------ Records for the exercise

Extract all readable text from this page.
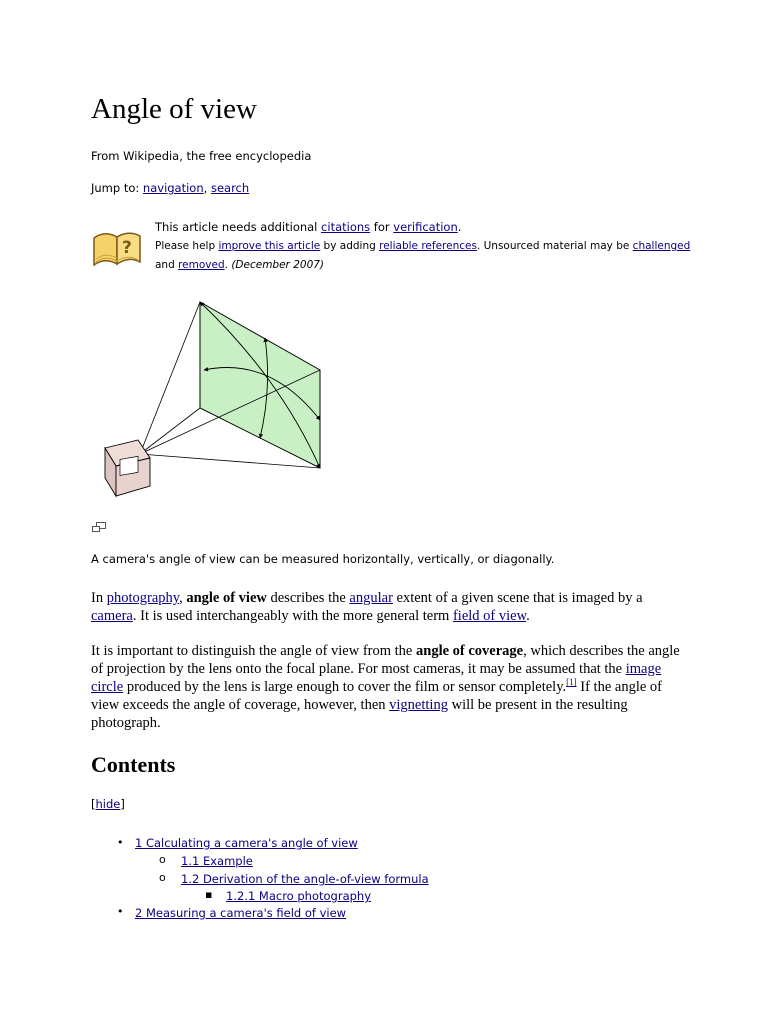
Angle of view
From Wikipedia, the free encyclopedia
Jump to: navigation, search
?
This article needs additional citations for verification.
Please help improve this article by adding reliable references. Unsourced material may be challenged
and removed. (December 2007)
A camera's angle of view can be measured horizontally, vertically, or diagonally.

In photography, angle of view describes the angular extent of a given scene that is imaged by a camera. It is used interchangeably with the more general term field of view.

It is important to distinguish the angle of view from the angle of coverage, which describes the angle of projection by the lens onto the focal plane. For most cameras, it may be assumed that the image circle produced by the lens is large enough to cover the film or sensor completely.[1] If the angle of view exceeds the angle of coverage, however, then vignetting will be present in the resulting photograph.

Contents
[hide]
• 1 Calculating a camera's angle of view
o 1.1 Example
o 1.2 Derivation of the angle-of-view formula
▪ 1.2.1 Macro photography
• 2 Measuring a camera's field of view
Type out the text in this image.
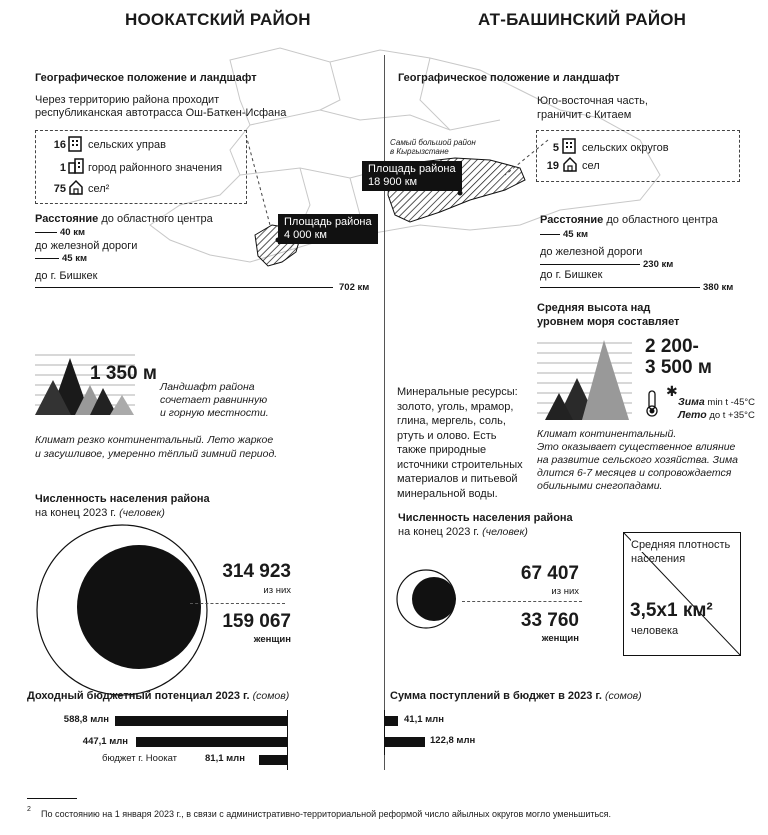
НООКАТСКИЙ РАЙОН
Географическое положение и ландшафт
Через территорию района проходит
республиканская автотрасса Ош-Баткен-Исфана
16 сельских управ
1 город районного значения
75 сел²
Площадь района
4 000 км
Расстояние до областного центра
40 км
до железной дороги
45 км
до г. Бишкек
702 км
1 350 м
Ландшафт района
сочетает равнинную
и горную местности.
Климат резко континентальный. Лето жаркое
и засушливое, умеренно тёплый зимний период.
Численность населения района
на конец 2023 г. (человек)
314 923
из них
159 067
женщин
Доходный бюджетный потенциал 2023 г. (сомов)
588,8 млн
447,1 млн
бюджет г. Ноокат	81,1 млн
АТ-БАШИНСКИЙ РАЙОН
Географическое положение и ландшафт
Юго-восточная часть,
граничит с Китаем
5 сельских округов
19 сел
Самый большой район
в Кыргызстане
Площадь района
18 900 км
Расстояние до областного центра
45 км
до железной дороги
230 км
до г. Бишкек
380 км
Средняя высота над
уровнем моря составляет
2 200-
3 500 м
✱
Зима min t -45°С
Лето до t +35°С
Минеральные ресурсы:
золото, уголь, мрамор,
глина, мергель, соль,
ртуть и олово. Есть
также природные
источники строительных
материалов и питьевой
минеральной воды.
Климат континентальный.
Это оказывает существенное влияние
на развитие сельского хозяйства. Зима
длится 6-7 месяцев и сопровождается
обильными снегопадами.
Численность населения района
на конец 2023 г. (человек)
67 407
из них
33 760
женщин
Средняя плотность
населения
3,5х1 км²
человека
Сумма поступлений в бюджет в 2023 г. (сомов)
41,1 млн
122,8 млн
2 По состоянию на 1 января 2023 г., в связи с административно-территориальной реформой число айылных округов могло уменьшиться.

------------

* Problem statement *
Filter the listing for the word "Климат" and copy every line that holds it.

* Answer below *
Климат резко континентальный. Лето жаркое
Климат континентальный.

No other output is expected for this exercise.